Archive for the ‘Law’ Category

A Lament

July 15th, 2013

THERE IS NO JUSTICE IN AMERICA

That is how a friend of mine greeted the acquittal of George Zimmerman for the slaying of Trayvon Martin.  All caps.  This is a very level-headed, intelligent, thoughtful man.  And if I, like him, were black, I think I would feel the same way, too.  His cri de coeur expresses the boundless, ever-renewed sense of betrayal to which black citizens of this country are exposed.  Langston Hughes’ poem A Raisin in the Sun is forever relevant.  150 years after the Emancipation Proclamation, 50 years after the March on Selma, 48 years after the Watts Riots, 45 years after cities burned following the assassination of Dr. King, 21 years after the beating of Rodney King and the destruction consequent upon that, 16 years after they tortured Abner Louima with a broomstick in that New York City police station, and so on, and so on – what happens after all these explosions?  What is left, but mortal weariness?

I suppose one way to answer my friend could be that criminal law is only incidentally about justice.  When they teach you about the purposes of criminal law in your first year of law school, they don’t spend a lot of time on “justice” as such.  They talk about deterrence, punishment, retribution. Mainly, then, from the point of view of those who train its practitioners, criminal law is about keeping the lid on.  “Keeping the lid on black people,” my friend would say.  I have no answer to that.  Anyone who knows something about the differential incarceration rates for blacks and for whites in this country, in this state (ANY state), knows there is no answer to that.

But I had to say something.  So, when my friend posted his banner on Facebook, I commented, “It makes me so sad,” without knowing why that seemed to be the most salient thing.  The next evening I talked with my son about it.  He is 21 years old, formidably bright and perceptive, and his thoughts are not blinkered by any form of conventionality.  I said, what do you think of this George Zimmerman thing?  He said, it’s ridiculous.  Kid walks through neighborhood.  Guy with a gun follows kid.  One of them winds up dead.  It’s not the guy with the gun.  Shouldn’t the guy with the gun be held responsible?  The kid didn’t need to die.  Is there any doubt that the guy with the gun caused his death?

Data block >>

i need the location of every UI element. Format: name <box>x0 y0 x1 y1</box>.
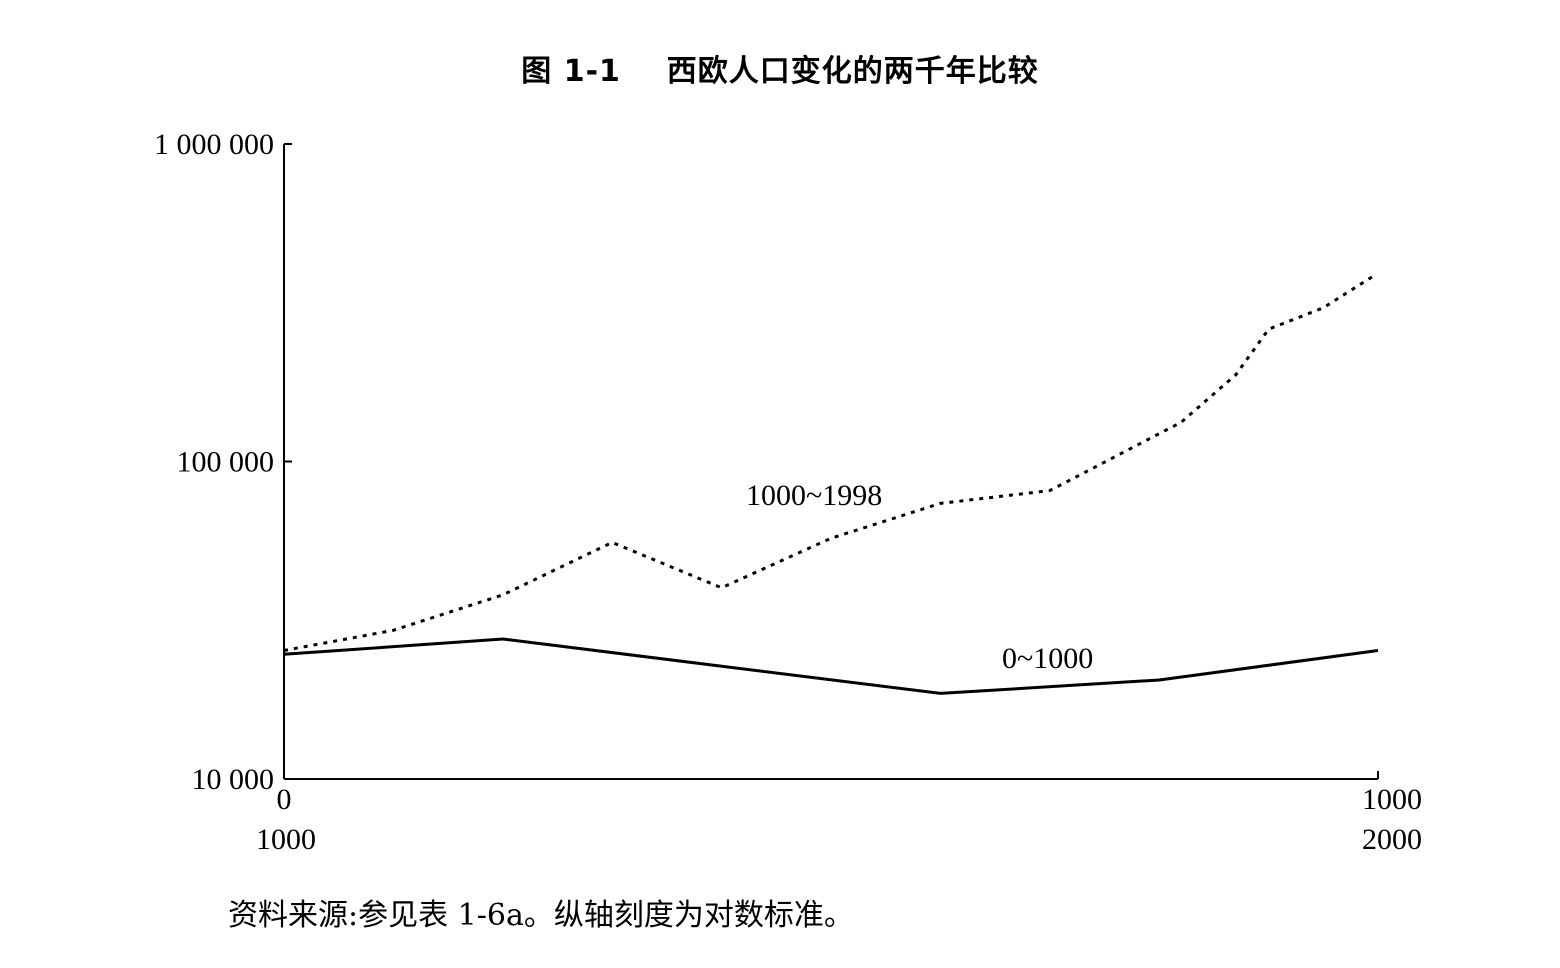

Exercise goal >> Please rewrite the passage of the post on the Zimmerman acquittal from "But I had to" to "caused his death?", changing "Facebook" to "Twitter".

Reply >>
But I had to say something.  So, when my friend posted his banner on Twitter, I commented, “It makes me so sad,” without knowing why that seemed to be the most salient thing.  The next evening I talked with my son about it.  He is 21 years old, formidably bright and perceptive, and his thoughts are not blinkered by any form of conventionality.  I said, what do you think of this George Zimmerman thing?  He said, it’s ridiculous.  Kid walks through neighborhood.  Guy with a gun follows kid.  One of them winds up dead.  It’s not the guy with the gun.  Shouldn’t the guy with the gun be held responsible?  The kid didn’t need to die.  Is there any doubt that the guy with the gun caused his death?